Return all the data below as it stands, minus the pictures.

+ + + + +

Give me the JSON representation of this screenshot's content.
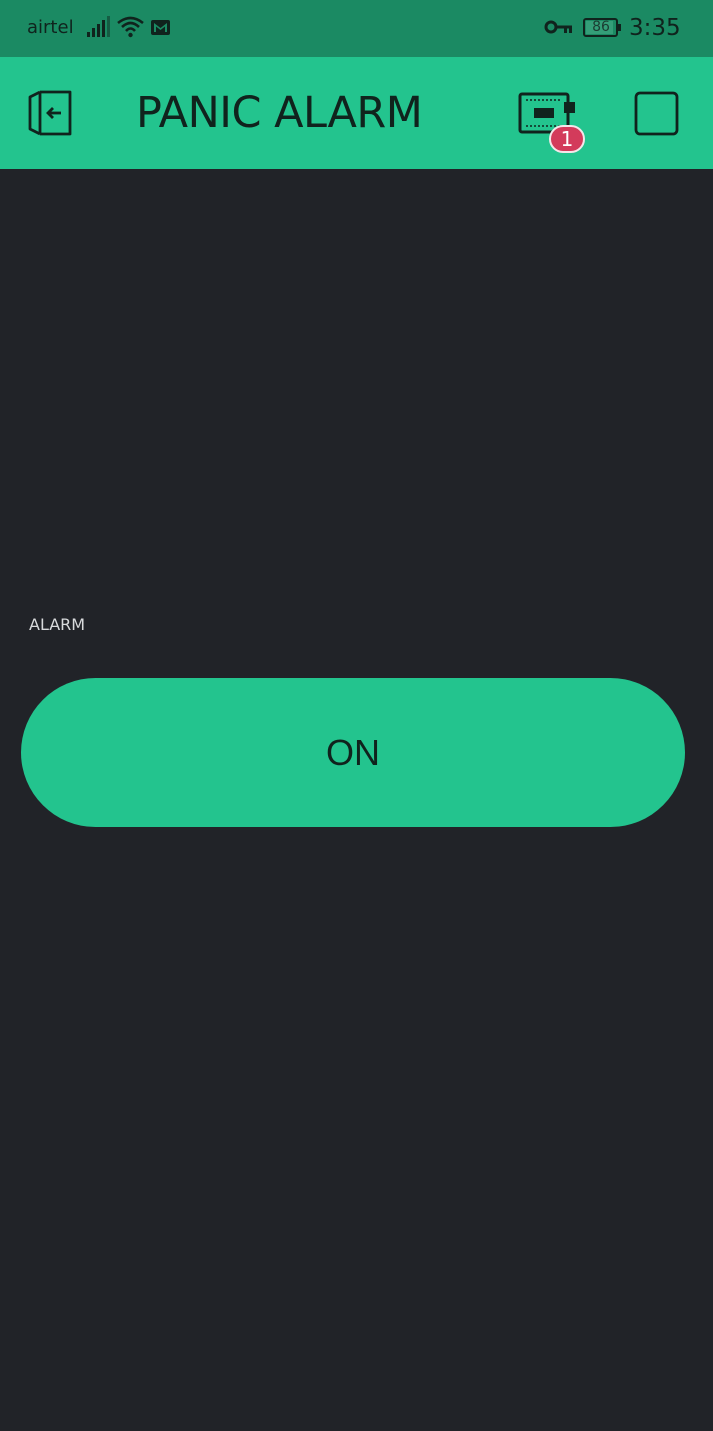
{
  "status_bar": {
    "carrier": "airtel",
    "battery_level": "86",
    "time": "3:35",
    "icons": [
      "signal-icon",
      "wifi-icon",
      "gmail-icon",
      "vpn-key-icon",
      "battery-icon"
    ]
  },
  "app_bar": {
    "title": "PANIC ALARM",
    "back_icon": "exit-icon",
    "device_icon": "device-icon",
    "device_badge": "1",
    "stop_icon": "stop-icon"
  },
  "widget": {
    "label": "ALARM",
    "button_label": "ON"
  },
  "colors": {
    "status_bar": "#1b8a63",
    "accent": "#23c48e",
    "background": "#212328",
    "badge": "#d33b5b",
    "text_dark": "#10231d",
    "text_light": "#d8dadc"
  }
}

+ + + + +

▶ [Answer to the problem]
Give me the JSON representation of this screenshot's content.
{
  "status_bar": {
    "carrier": "airtel",
    "battery_level": "86",
    "time": "3:35",
    "icons": [
      "signal-icon",
      "wifi-icon",
      "gmail-icon",
      "vpn-key-icon",
      "battery-icon"
    ]
  },
  "app_bar": {
    "title": "PANIC ALARM",
    "back_icon": "exit-icon",
    "device_icon": "device-icon",
    "device_badge": "1",
    "stop_icon": "stop-icon"
  },
  "widget": {
    "label": "ALARM",
    "button_label": "ON"
  },
  "colors": {
    "status_bar": "#1b8a63",
    "accent": "#23c48e",
    "background": "#212328",
    "badge": "#d33b5b",
    "text_dark": "#10231d",
    "text_light": "#d8dadc"
  }
}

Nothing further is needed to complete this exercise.